# What you should do
List each line in which the string "color" appears.

# Figure data in JSON
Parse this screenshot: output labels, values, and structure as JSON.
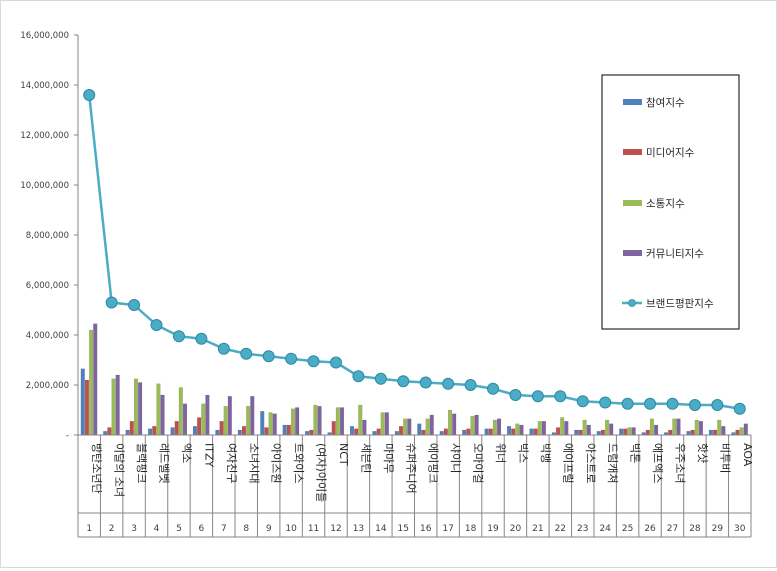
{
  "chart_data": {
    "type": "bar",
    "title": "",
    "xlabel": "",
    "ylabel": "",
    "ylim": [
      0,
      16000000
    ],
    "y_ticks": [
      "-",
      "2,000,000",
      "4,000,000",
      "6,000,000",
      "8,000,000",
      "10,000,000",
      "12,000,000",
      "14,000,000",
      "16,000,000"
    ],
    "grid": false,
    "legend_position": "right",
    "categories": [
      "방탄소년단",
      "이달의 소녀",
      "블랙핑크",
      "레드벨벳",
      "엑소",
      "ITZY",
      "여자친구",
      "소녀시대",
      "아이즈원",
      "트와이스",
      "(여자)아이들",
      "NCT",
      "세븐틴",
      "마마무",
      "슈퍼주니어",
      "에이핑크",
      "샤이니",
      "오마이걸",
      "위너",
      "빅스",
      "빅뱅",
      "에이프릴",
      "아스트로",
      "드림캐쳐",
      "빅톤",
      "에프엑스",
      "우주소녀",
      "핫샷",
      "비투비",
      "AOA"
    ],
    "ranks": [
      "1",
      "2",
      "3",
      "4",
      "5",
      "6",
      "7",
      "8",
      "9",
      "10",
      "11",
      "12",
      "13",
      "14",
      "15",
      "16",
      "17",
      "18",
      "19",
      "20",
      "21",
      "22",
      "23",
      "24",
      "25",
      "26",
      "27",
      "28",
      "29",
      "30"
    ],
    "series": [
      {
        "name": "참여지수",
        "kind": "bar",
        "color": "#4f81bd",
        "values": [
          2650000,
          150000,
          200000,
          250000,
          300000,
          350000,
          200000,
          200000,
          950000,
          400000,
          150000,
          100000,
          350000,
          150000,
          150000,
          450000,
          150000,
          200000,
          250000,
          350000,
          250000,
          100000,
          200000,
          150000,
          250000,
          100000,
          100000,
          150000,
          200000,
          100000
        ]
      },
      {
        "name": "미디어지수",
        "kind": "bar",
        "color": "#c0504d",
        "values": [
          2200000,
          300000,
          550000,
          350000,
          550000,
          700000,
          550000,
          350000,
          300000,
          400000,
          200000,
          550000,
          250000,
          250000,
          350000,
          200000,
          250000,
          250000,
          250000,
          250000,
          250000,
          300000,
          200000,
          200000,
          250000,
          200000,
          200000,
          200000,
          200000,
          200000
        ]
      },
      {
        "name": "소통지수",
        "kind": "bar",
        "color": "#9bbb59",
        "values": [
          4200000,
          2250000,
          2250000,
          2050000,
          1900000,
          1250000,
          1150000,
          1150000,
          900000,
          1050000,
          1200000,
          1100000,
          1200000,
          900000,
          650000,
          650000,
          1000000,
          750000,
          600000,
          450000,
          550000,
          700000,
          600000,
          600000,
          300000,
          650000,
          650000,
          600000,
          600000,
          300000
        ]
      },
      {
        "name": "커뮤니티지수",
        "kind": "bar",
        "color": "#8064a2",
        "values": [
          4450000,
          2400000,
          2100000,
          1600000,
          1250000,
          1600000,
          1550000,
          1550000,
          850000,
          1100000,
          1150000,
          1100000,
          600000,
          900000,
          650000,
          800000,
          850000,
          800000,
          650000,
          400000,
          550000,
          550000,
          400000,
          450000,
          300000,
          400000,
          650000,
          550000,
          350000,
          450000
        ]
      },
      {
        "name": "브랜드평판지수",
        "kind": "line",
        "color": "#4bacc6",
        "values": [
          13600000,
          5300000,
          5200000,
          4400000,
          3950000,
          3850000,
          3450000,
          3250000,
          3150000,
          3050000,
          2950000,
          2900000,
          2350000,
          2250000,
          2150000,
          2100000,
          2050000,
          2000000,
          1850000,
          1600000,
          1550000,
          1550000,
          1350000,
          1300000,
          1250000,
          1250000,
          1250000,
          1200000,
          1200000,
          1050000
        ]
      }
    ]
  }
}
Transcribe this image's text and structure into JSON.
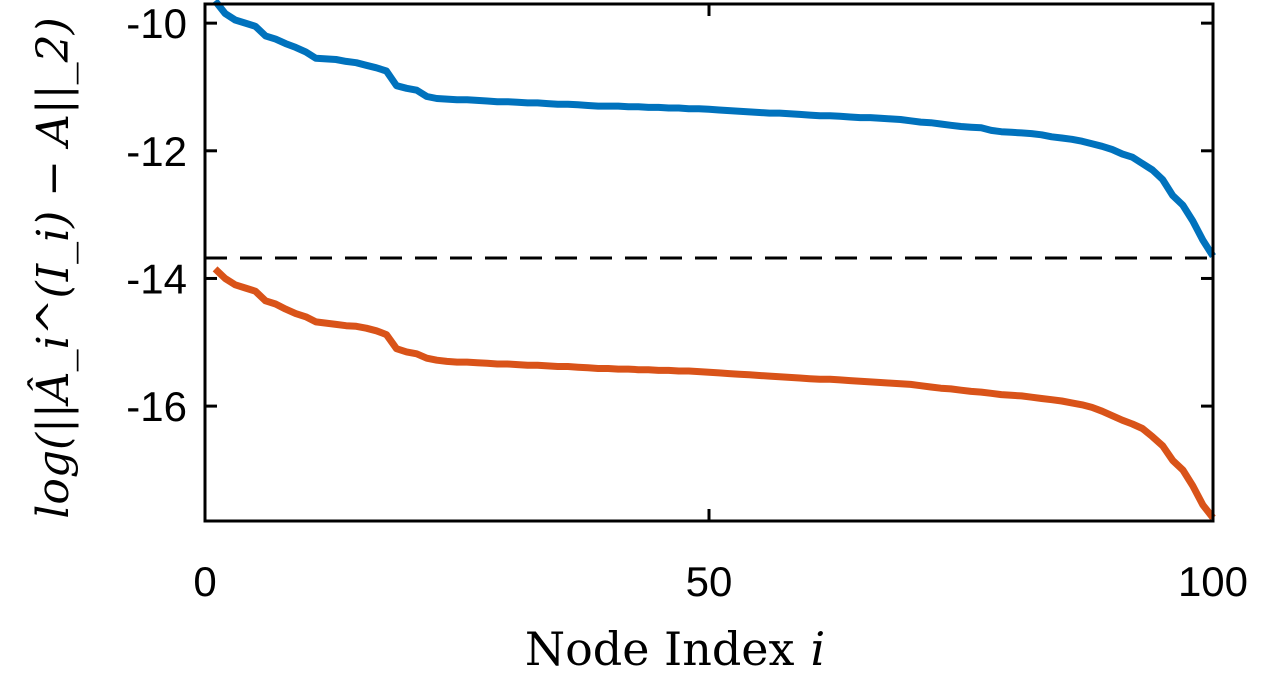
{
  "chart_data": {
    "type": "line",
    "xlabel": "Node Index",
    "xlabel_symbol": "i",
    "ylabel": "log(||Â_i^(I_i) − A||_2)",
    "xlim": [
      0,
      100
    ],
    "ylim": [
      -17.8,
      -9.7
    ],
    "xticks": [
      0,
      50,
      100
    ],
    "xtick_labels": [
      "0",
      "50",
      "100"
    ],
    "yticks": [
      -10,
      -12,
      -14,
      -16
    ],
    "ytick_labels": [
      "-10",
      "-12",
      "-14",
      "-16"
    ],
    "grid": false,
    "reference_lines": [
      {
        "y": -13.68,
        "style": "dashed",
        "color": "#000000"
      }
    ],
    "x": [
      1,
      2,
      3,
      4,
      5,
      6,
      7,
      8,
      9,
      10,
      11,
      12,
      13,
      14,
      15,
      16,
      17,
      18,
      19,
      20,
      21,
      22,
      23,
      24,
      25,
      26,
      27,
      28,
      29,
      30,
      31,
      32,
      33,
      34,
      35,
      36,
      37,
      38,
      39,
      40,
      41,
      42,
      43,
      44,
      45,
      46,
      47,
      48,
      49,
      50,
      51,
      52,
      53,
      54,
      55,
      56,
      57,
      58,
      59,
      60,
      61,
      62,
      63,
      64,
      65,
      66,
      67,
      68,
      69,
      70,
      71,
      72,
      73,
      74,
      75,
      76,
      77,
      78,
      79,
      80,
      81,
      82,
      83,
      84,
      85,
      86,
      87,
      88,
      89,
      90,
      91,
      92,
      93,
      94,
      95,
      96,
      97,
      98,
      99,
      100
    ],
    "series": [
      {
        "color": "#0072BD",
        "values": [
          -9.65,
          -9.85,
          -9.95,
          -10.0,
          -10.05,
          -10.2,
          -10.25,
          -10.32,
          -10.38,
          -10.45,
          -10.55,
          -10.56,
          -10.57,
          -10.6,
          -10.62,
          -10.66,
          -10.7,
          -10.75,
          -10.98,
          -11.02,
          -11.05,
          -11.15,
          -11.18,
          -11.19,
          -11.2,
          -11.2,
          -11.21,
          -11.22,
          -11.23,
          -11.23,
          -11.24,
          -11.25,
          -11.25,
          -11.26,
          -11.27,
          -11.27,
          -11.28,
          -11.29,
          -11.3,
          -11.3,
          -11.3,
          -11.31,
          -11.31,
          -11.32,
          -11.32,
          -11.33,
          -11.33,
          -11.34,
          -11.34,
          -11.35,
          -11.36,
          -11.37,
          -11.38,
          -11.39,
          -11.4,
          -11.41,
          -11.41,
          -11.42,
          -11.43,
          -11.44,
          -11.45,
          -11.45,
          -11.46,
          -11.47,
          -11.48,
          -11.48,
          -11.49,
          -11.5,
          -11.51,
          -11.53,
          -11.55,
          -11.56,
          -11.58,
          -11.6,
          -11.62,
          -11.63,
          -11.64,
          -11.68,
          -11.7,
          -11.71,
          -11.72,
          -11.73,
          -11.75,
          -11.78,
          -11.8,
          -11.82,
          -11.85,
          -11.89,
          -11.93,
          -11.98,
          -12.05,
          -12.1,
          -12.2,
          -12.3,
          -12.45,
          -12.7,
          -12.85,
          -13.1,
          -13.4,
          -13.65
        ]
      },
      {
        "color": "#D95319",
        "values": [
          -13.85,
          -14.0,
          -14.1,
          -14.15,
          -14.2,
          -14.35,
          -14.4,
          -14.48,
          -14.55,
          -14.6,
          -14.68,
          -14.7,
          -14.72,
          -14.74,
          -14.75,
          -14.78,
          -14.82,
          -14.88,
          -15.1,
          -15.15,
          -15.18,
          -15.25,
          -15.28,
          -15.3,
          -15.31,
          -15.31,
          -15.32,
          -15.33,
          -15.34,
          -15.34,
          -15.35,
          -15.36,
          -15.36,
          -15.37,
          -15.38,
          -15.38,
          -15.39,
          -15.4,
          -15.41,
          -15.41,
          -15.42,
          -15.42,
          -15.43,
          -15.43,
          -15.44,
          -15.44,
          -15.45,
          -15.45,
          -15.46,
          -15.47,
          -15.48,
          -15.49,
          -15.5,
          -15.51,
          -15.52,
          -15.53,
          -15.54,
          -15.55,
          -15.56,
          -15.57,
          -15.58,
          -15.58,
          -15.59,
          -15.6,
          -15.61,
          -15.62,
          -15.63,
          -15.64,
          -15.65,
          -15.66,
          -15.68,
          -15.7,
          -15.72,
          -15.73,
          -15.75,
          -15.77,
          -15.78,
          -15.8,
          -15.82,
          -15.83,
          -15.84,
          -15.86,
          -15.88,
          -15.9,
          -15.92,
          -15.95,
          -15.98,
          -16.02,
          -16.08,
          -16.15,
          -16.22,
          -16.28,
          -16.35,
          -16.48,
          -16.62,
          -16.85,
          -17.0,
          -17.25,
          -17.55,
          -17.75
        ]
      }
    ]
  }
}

# Written response
        "color": "#4f81bd",
        "color": "#c0504d",
        "color": "#9bbb59",
        "color": "#8064a2",
        "color": "#4bacc6",
        "color": "#000000"
        "color": "#0072BD",
        "color": "#D95319",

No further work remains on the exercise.